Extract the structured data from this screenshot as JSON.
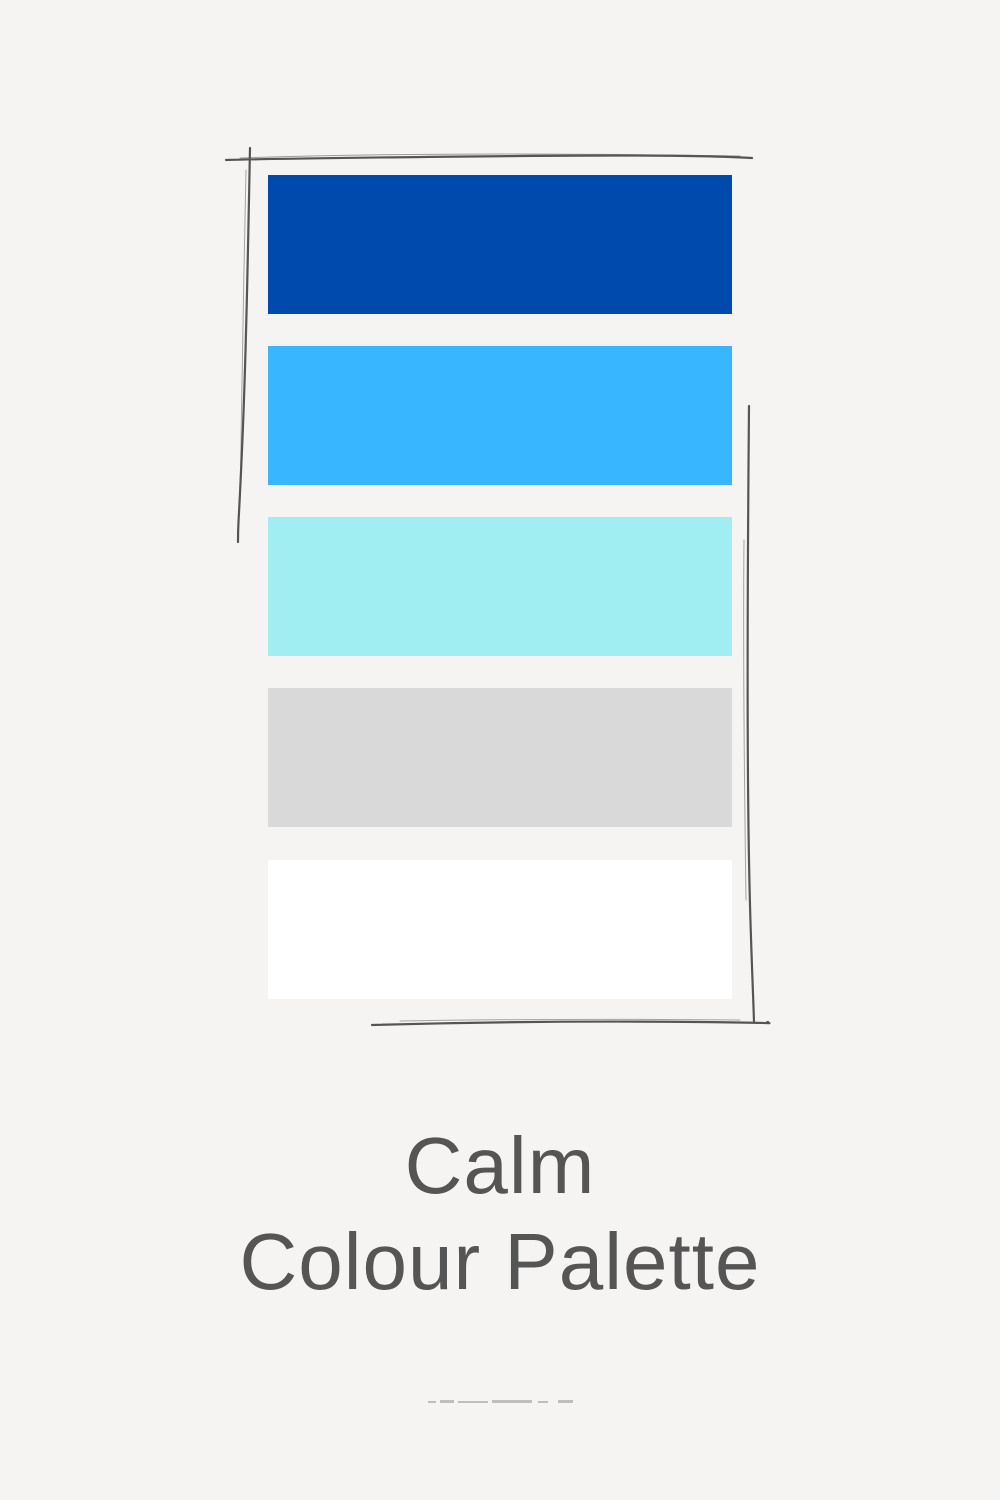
{
  "palette": {
    "swatches": [
      {
        "name": "deep-blue",
        "color": "#004aad"
      },
      {
        "name": "sky-blue",
        "color": "#38b6ff"
      },
      {
        "name": "aqua",
        "color": "#a1eef2"
      },
      {
        "name": "light-grey",
        "color": "#d9d9d9"
      },
      {
        "name": "white",
        "color": "#ffffff"
      }
    ],
    "frame_color": "#555555",
    "background": "#f5f4f2"
  },
  "title": {
    "line1": "Calm",
    "line2": "Colour Palette",
    "color": "#555555"
  }
}
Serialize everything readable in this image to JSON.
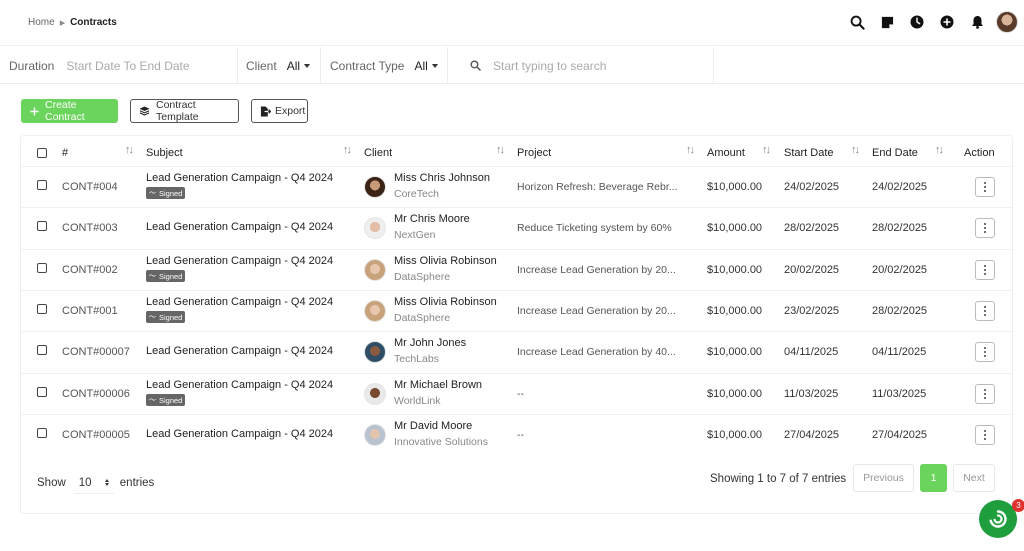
----
_Written problem_: The entries above should be reproduced exactly, without their pictures.

_Solved exercise_:
Extract the structured data from this screenshot as JSON.
{
  "palette": {
    "swatches": [
      {
        "name": "deep-blue",
        "color": "#004aad"
      },
      {
        "name": "sky-blue",
        "color": "#38b6ff"
      },
      {
        "name": "aqua",
        "color": "#a1eef2"
      },
      {
        "name": "light-grey",
        "color": "#d9d9d9"
      },
      {
        "name": "white",
        "color": "#ffffff"
      }
    ],
    "frame_color": "#555555",
    "background": "#f5f4f2"
  },
  "title": {
    "line1": "Calm",
    "line2": "Colour Palette",
    "color": "#555555"
  }
}
Serialize everything readable in this image to JSON.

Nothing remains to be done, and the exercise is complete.